(Beginning of EXCERPTED PASSAGE)
I think you are wasting your time trying to implement per request tokens. D.W. explains it in this answer:
Of course, I know the argument why some people might recommend generating a new CSRF token for every request. They are thinking, if you also have a XSS vulnerability on your website, then if you use a single CSRF token per session it will be easy to use XSS to recover the CSRF token, whereas if you generate a new CSRF token per request, it will take more work to recover the CSRF token.
Personally, I don't find this a terribly compelling argument. If you have a XSS vulnerability on your site, it's still possible to recover CSRF tokens even if you generate a new CSRF token for every request, it just takes a few extra lines of malicious Javascript. Either way, if you have a XSS vulnerability on your site and you face a serious, knowledgeable attacker, it's hard to guarantee security, no matter how you generate your CSRF tokens.
(End of EXCERPTED PASSAGE)
(Beginning of GIVEN RECORDS)
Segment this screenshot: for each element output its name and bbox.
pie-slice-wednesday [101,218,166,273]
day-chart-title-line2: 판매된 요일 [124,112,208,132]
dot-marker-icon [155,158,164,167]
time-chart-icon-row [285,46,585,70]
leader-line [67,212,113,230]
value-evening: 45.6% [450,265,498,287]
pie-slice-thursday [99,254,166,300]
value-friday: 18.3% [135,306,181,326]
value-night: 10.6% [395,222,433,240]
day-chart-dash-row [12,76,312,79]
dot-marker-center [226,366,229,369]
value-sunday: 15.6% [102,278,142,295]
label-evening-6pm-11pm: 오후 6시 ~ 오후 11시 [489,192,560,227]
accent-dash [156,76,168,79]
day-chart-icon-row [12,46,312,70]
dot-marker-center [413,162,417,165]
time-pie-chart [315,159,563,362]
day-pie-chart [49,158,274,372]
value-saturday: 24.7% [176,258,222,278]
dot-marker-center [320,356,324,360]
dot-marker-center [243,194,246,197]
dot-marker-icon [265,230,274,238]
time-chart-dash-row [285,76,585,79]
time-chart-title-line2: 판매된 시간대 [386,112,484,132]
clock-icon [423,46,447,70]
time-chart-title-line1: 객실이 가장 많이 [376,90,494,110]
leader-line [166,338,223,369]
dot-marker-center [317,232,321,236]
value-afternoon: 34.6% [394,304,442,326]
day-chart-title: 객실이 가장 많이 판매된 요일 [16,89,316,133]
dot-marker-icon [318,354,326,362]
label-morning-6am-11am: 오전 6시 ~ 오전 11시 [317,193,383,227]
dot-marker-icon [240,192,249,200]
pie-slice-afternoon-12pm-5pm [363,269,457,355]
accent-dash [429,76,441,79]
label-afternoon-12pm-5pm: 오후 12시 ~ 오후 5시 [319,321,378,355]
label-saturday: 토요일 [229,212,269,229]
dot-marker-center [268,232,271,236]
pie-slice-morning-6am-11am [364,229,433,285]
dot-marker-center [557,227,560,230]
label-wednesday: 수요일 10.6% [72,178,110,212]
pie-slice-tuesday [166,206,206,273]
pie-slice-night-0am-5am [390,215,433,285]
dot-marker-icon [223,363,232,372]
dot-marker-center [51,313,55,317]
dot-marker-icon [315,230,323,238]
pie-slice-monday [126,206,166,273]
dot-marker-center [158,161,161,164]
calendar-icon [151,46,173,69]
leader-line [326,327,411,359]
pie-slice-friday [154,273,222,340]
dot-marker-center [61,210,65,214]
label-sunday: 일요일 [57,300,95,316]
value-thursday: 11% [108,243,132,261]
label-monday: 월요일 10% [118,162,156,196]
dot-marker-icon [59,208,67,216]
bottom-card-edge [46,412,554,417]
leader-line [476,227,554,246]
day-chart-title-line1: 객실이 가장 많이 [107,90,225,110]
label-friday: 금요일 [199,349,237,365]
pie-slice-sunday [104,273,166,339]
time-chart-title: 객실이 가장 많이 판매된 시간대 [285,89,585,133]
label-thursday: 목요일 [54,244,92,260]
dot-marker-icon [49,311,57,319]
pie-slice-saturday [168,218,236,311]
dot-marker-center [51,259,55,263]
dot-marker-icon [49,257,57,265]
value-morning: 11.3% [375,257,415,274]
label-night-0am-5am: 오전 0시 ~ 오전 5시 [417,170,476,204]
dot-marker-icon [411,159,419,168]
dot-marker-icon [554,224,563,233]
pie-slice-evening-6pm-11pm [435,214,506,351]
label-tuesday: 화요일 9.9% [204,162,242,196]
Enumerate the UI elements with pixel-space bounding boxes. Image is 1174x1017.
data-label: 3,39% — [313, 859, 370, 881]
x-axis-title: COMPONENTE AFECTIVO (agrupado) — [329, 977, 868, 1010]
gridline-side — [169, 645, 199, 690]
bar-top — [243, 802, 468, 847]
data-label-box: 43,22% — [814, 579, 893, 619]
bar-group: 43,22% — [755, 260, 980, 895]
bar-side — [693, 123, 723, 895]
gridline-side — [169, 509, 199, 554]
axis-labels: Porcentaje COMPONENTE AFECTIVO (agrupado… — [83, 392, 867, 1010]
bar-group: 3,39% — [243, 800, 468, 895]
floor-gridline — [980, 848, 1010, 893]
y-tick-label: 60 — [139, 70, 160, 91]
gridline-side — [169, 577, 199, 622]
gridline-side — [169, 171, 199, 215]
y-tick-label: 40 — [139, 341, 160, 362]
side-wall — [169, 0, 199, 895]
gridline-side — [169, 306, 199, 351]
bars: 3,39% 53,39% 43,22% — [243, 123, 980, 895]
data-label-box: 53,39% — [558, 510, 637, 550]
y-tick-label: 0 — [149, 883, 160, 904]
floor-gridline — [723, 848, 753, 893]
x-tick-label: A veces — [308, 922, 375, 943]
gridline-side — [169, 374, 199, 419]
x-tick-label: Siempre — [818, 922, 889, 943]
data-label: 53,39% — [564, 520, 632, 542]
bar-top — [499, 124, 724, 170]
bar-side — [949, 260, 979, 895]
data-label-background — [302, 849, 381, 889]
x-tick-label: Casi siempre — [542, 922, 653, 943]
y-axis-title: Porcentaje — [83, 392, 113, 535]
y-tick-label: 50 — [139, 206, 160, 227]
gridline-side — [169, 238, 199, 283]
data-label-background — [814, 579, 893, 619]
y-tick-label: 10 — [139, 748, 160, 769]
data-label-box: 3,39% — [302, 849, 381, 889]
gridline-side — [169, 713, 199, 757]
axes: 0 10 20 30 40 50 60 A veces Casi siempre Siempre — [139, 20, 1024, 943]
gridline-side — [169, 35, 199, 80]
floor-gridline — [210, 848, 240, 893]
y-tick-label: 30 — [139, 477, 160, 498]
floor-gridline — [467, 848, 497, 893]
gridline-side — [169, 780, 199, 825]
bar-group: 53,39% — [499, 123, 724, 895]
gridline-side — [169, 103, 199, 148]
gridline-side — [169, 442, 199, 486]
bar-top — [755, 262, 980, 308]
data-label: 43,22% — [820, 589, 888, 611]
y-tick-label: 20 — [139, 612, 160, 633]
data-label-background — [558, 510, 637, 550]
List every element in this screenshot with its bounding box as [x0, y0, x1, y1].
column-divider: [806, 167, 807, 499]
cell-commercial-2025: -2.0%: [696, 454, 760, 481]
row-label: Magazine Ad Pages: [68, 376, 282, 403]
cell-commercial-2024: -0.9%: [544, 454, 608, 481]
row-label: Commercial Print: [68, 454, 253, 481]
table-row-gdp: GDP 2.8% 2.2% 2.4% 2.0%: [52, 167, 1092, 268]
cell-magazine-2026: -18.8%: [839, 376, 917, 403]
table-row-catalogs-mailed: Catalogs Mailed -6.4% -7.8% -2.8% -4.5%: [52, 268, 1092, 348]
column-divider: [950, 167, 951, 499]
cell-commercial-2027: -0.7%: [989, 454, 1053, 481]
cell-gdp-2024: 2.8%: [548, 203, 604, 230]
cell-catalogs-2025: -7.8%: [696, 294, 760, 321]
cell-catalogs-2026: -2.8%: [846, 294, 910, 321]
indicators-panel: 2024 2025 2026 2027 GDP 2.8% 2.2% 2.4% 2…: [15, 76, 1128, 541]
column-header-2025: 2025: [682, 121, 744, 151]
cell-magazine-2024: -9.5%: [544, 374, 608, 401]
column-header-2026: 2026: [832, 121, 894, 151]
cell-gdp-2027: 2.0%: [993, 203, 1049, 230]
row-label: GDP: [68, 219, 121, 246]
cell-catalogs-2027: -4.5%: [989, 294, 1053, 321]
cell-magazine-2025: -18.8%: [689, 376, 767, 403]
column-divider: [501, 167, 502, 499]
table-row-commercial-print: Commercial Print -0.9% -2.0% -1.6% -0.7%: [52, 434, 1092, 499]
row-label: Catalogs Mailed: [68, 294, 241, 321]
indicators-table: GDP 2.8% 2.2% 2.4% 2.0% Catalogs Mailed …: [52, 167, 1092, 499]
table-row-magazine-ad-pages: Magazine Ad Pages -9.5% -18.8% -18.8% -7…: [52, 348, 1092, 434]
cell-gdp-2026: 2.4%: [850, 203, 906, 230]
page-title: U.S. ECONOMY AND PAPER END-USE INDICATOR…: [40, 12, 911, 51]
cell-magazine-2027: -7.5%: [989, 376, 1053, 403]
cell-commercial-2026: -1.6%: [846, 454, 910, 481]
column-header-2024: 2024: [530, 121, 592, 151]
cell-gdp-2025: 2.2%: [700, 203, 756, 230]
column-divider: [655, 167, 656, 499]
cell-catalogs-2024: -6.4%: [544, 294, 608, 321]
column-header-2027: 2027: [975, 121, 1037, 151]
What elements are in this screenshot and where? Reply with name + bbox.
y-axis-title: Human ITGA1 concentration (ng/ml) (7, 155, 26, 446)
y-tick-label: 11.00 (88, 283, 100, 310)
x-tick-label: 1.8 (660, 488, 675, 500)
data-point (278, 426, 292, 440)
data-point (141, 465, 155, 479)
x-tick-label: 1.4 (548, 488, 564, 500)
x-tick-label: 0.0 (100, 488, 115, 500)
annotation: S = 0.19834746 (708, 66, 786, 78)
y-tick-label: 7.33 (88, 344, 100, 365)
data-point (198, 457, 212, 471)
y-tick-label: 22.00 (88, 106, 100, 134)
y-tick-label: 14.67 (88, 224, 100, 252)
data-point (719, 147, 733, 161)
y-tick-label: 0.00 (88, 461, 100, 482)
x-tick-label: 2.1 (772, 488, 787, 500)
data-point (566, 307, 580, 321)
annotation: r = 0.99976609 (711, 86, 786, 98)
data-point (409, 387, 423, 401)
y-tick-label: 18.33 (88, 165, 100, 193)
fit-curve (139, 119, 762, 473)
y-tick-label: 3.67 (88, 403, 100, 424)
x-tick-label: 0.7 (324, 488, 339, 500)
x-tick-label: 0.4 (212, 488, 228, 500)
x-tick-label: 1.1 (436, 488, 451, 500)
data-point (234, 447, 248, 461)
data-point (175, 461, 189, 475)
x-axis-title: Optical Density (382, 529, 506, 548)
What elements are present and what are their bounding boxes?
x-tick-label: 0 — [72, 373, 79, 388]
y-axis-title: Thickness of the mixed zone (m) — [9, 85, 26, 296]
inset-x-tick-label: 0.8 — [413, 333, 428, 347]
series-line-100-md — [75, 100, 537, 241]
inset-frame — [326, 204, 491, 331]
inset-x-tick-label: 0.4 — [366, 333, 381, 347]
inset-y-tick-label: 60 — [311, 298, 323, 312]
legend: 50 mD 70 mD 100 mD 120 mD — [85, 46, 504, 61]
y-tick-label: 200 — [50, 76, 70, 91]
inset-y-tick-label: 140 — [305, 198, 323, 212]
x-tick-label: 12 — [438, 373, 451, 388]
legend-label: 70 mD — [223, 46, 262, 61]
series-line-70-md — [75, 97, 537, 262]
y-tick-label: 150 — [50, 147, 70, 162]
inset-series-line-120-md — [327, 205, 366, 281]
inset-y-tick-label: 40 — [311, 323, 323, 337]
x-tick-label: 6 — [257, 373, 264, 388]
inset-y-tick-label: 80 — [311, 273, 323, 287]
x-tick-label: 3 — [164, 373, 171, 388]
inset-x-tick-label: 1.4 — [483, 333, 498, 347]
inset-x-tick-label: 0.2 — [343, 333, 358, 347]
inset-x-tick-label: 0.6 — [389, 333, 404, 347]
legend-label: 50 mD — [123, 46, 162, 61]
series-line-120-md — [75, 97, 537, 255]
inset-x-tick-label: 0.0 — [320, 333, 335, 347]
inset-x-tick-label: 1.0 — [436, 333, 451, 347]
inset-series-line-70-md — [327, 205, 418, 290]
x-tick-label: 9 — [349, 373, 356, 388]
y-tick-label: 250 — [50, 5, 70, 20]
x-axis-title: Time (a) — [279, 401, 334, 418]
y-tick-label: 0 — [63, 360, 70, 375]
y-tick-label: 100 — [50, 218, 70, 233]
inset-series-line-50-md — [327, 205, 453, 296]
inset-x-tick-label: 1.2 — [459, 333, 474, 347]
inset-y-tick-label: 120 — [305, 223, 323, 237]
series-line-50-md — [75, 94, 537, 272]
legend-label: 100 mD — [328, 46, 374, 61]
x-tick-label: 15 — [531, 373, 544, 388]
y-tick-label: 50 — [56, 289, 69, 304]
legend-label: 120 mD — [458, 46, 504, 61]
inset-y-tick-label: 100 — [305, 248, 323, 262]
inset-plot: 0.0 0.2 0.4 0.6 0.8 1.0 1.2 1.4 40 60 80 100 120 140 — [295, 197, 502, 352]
(End of GIVEN RECORDS)
→ **EXERCISES**:
#1 Please decide whether each statement agrees with the passage on CSRF tokens, answering yes or no and quoting the deciding words.
(a) The quoted answer finds the argument for per-request tokens very convincing.
(b) An XSS vulnerability still lets an attacker recover CSRF tokens even when a new one is generated for every request.
(c) According to the argument described, generating a new token per request makes recovering it through XSS take more work.
#2 Extend the passage on CSRF tokens with a few sentences that pick up after its final sentence.

→ **RESPONSES BY TASK**:
#1
(a) No. "Personally, I don't find this a terribly compelling argument."
(b) Yes. "it's still possible to recover CSRF tokens even if you generate a new CSRF token for every request"
(c) Yes. "if you generate a new CSRF token per request, it will take more work to recover the CSRF token."

#2
That said, if you still want to do this perhaps the following approach would work:
- When a form loads, do an AJAX call with JavaScript to
getCsrfToken.php
or something like that. Make sure you have strict CORS on this one.
- On the server side, generate a random token if the session is valid, and send it back to the client.
- You may want to unvalidate all older tokens for that session. However, this will cause issues if the user has your site open in multiple tabs. On the other side, if you don't, whats the point?
I just dreamed up this solution now, so see it more as a suggestion to be evaluated than as a definitive secure answer.